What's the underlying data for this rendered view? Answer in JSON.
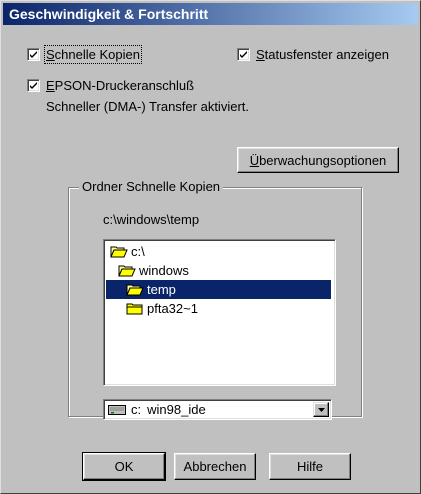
{
  "window": {
    "title": "Geschwindigkeit & Fortschritt"
  },
  "options": {
    "fast_copies": {
      "label_mnemonic": "S",
      "label_rest": "chnelle Kopien",
      "checked": true
    },
    "status_window": {
      "label_mnemonic": "S",
      "label_rest": "tatusfenster anzeigen",
      "checked": true
    },
    "epson_port": {
      "label_mnemonic": "E",
      "label_rest": "PSON-Druckeranschluß",
      "checked": true
    },
    "dma_note": "Schneller (DMA-) Transfer aktiviert."
  },
  "monitor_button": {
    "mnemonic": "Ü",
    "rest": "berwachungsoptionen"
  },
  "folder_group": {
    "label": "Ordner Schnelle Kopien",
    "path": "c:\\windows\\temp",
    "tree": [
      {
        "label": "c:\\",
        "icon": "open-folder-icon",
        "selected": false
      },
      {
        "label": "windows",
        "icon": "open-folder-icon",
        "selected": false
      },
      {
        "label": "temp",
        "icon": "open-folder-icon",
        "selected": true
      },
      {
        "label": "pfta32~1",
        "icon": "closed-folder-icon",
        "selected": false
      }
    ],
    "drive": {
      "letter": "c:",
      "name": "win98_ide",
      "icon": "hard-drive-icon"
    }
  },
  "buttons": {
    "ok": "OK",
    "cancel": "Abbrechen",
    "help": "Hilfe"
  }
}
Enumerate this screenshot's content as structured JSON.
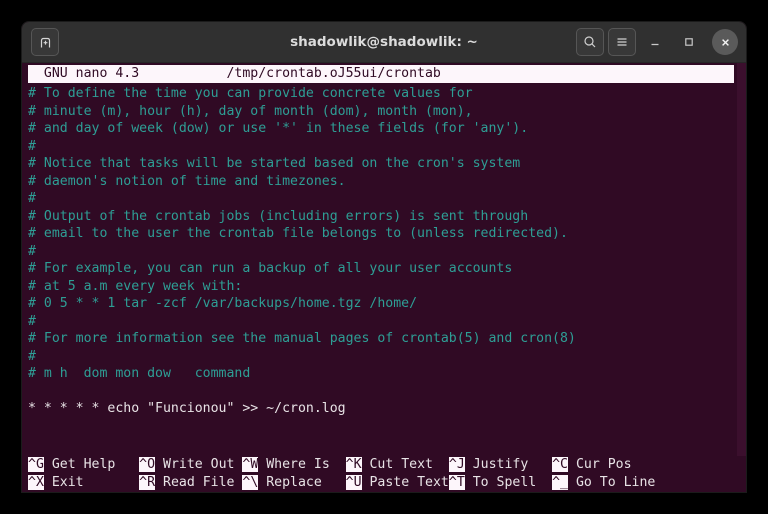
{
  "window": {
    "title": "shadowlik@shadowlik: ~",
    "new_tab_icon": "new-tab-icon",
    "search_icon": "search-icon",
    "menu_icon": "hamburger-menu-icon",
    "minimize_label": "–",
    "maximize_label": "□",
    "close_label": "✕",
    "colors": {
      "titlebar_bg": "#303030",
      "terminal_bg": "#300a24",
      "comment_fg": "#2e9e95",
      "text_fg": "#e8e3e6",
      "inverse_bg": "#fdf6fb"
    }
  },
  "nano": {
    "version_label": "  GNU nano 4.3",
    "filename": "/tmp/crontab.oJ55ui/crontab",
    "header_line": "  GNU nano 4.3           /tmp/crontab.oJ55ui/crontab",
    "lines": [
      {
        "text": "# To define the time you can provide concrete values for",
        "type": "comment"
      },
      {
        "text": "# minute (m), hour (h), day of month (dom), month (mon),",
        "type": "comment"
      },
      {
        "text": "# and day of week (dow) or use '*' in these fields (for 'any').",
        "type": "comment"
      },
      {
        "text": "#",
        "type": "comment"
      },
      {
        "text": "# Notice that tasks will be started based on the cron's system",
        "type": "comment"
      },
      {
        "text": "# daemon's notion of time and timezones.",
        "type": "comment"
      },
      {
        "text": "#",
        "type": "comment"
      },
      {
        "text": "# Output of the crontab jobs (including errors) is sent through",
        "type": "comment"
      },
      {
        "text": "# email to the user the crontab file belongs to (unless redirected).",
        "type": "comment"
      },
      {
        "text": "#",
        "type": "comment"
      },
      {
        "text": "# For example, you can run a backup of all your user accounts",
        "type": "comment"
      },
      {
        "text": "# at 5 a.m every week with:",
        "type": "comment"
      },
      {
        "text": "# 0 5 * * 1 tar -zcf /var/backups/home.tgz /home/",
        "type": "comment"
      },
      {
        "text": "#",
        "type": "comment"
      },
      {
        "text": "# For more information see the manual pages of crontab(5) and cron(8)",
        "type": "comment"
      },
      {
        "text": "#",
        "type": "comment"
      },
      {
        "text": "# m h  dom mon dow   command",
        "type": "comment"
      },
      {
        "text": "",
        "type": "blank"
      },
      {
        "text": "* * * * * echo \"Funcionou\" >> ~/cron.log",
        "type": "code"
      }
    ]
  },
  "shortcuts": {
    "row1": [
      {
        "key": "^G",
        "label": " Get Help   "
      },
      {
        "key": "^O",
        "label": " Write Out "
      },
      {
        "key": "^W",
        "label": " Where Is  "
      },
      {
        "key": "^K",
        "label": " Cut Text  "
      },
      {
        "key": "^J",
        "label": " Justify   "
      },
      {
        "key": "^C",
        "label": " Cur Pos"
      }
    ],
    "row2": [
      {
        "key": "^X",
        "label": " Exit       "
      },
      {
        "key": "^R",
        "label": " Read File "
      },
      {
        "key": "^\\",
        "label": " Replace   "
      },
      {
        "key": "^U",
        "label": " Paste Text"
      },
      {
        "key": "^T",
        "label": " To Spell  "
      },
      {
        "key": "^_",
        "label": " Go To Line"
      }
    ]
  }
}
════
=== WRITTEN PROBLEM ===
All lines in the data that contain the word "icon" should be copied.

=== EXERCISE RESULT ===
        "icon": "open-folder-icon",
        "icon": "open-folder-icon",
        "icon": "open-folder-icon",
        "icon": "closed-folder-icon",
      "icon": "hard-drive-icon"
    "new_tab_icon": "new-tab-icon",
    "search_icon": "search-icon",
    "menu_icon": "hamburger-menu-icon",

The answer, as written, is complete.